▸ DO THIS: Images excluded, repeat each entry below exactly.

▸ DATA EXTRACT:
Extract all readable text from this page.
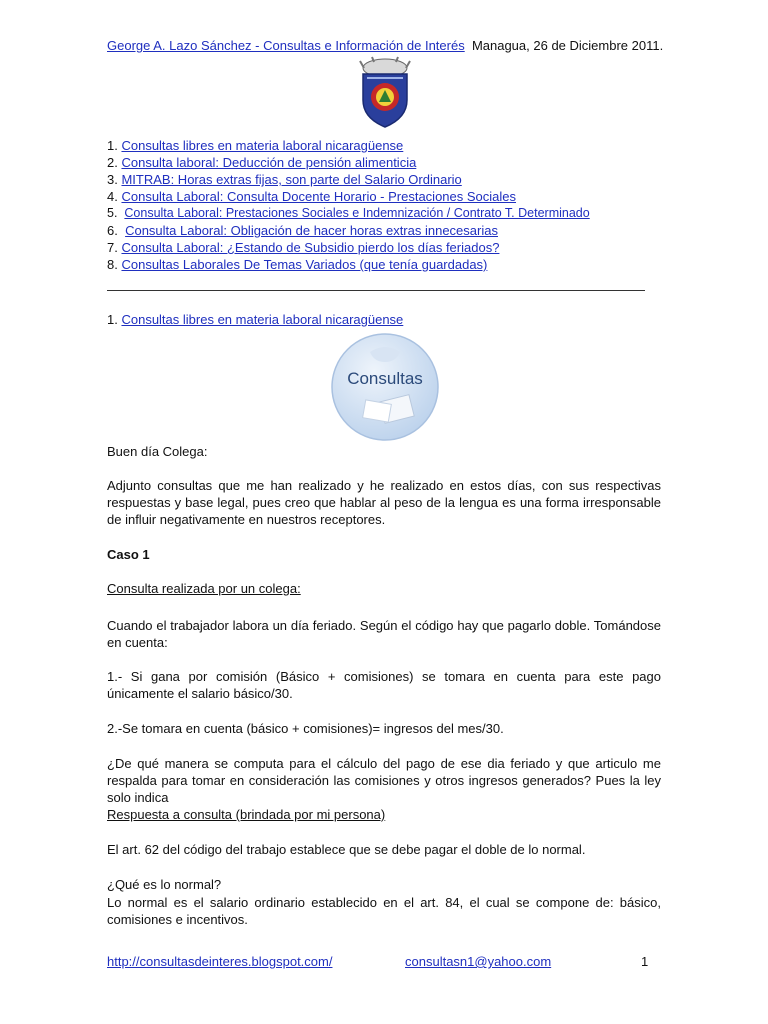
George A. Lazo Sánchez - Consultas e Información de Interés Managua, 26 de Diciembre 2011.
1. Consultas libres en materia laboral nicaragüense
2. Consulta laboral: Deducción de pensión alimenticia
3. MITRAB: Horas extras fijas, son parte del Salario Ordinario
4. Consulta Laboral: Consulta Docente Horario - Prestaciones Sociales
5. Consulta Laboral: Prestaciones Sociales e Indemnización / Contrato T. Determinado
6. Consulta Laboral: Obligación de hacer horas extras innecesarias
7. Consulta Laboral: ¿Estando de Subsidio pierdo los días feriados?
8. Consultas Laborales De Temas Variados (que tenía guardadas)
1. Consultas libres en materia laboral nicaragüense
Consultas
Buen día Colega:
Adjunto consultas que me han realizado y he realizado en estos días, con sus respectivas respuestas y base legal, pues creo que hablar al peso de la lengua es una forma irresponsable de influir negativamente en nuestros receptores.
Caso 1
Consulta realizada por un colega:
Cuando el trabajador labora un día feriado. Según el código hay que pagarlo doble. Tomándose en cuenta:
1.- Si gana por comisión (Básico + comisiones) se tomara en cuenta para este pago únicamente el salario básico/30.
2.-Se tomara en cuenta (básico + comisiones)= ingresos del mes/30.
¿De qué manera se computa para el cálculo del pago de ese dia feriado y que articulo me respalda para tomar en consideración las comisiones y otros ingresos generados? Pues la ley solo indica
Respuesta a consulta (brindada por mi persona)
El art. 62 del código del trabajo establece que se debe pagar el doble de lo normal.
¿Qué es lo normal?
Lo normal es el salario ordinario establecido en el art. 84, el cual se compone de: básico, comisiones e incentivos.
http://consultasdeinteres.blogspot.com/	consultasn1@yahoo.com	1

▸ EXERCISE ANSWER:
Extract all readable text from this page.
George A. Lazo Sánchez - Consultas e Información de Interés Managua, 26 de Diciembre 2011.
1. Consultas libres en materia laboral nicaragüense
2. Consulta laboral: Deducción de pensión alimenticia
3. MITRAB: Horas extras fijas, son parte del Salario Ordinario
4. Consulta Laboral: Consulta Docente Horario - Prestaciones Sociales
5. Consulta Laboral: Prestaciones Sociales e Indemnización / Contrato T. Determinado
6. Consulta Laboral: Obligación de hacer horas extras innecesarias
7. Consulta Laboral: ¿Estando de Subsidio pierdo los días feriados?
8. Consultas Laborales De Temas Variados (que tenía guardadas)
1. Consultas libres en materia laboral nicaragüense
Consultas
Buen día Colega:
Adjunto consultas que me han realizado y he realizado en estos días, con sus respectivas respuestas y base legal, pues creo que hablar al peso de la lengua es una forma irresponsable de influir negativamente en nuestros receptores.
Caso 1
Consulta realizada por un colega:
Cuando el trabajador labora un día feriado. Según el código hay que pagarlo doble. Tomándose en cuenta:
1.- Si gana por comisión (Básico + comisiones) se tomara en cuenta para este pago únicamente el salario básico/30.
2.-Se tomara en cuenta (básico + comisiones)= ingresos del mes/30.
¿De qué manera se computa para el cálculo del pago de ese dia feriado y que articulo me respalda para tomar en consideración las comisiones y otros ingresos generados? Pues la ley solo indica
Respuesta a consulta (brindada por mi persona)
El art. 62 del código del trabajo establece que se debe pagar el doble de lo normal.
¿Qué es lo normal?
Lo normal es el salario ordinario establecido en el art. 84, el cual se compone de: básico, comisiones e incentivos.
http://consultasdeinteres.blogspot.com/	consultasn1@yahoo.com	1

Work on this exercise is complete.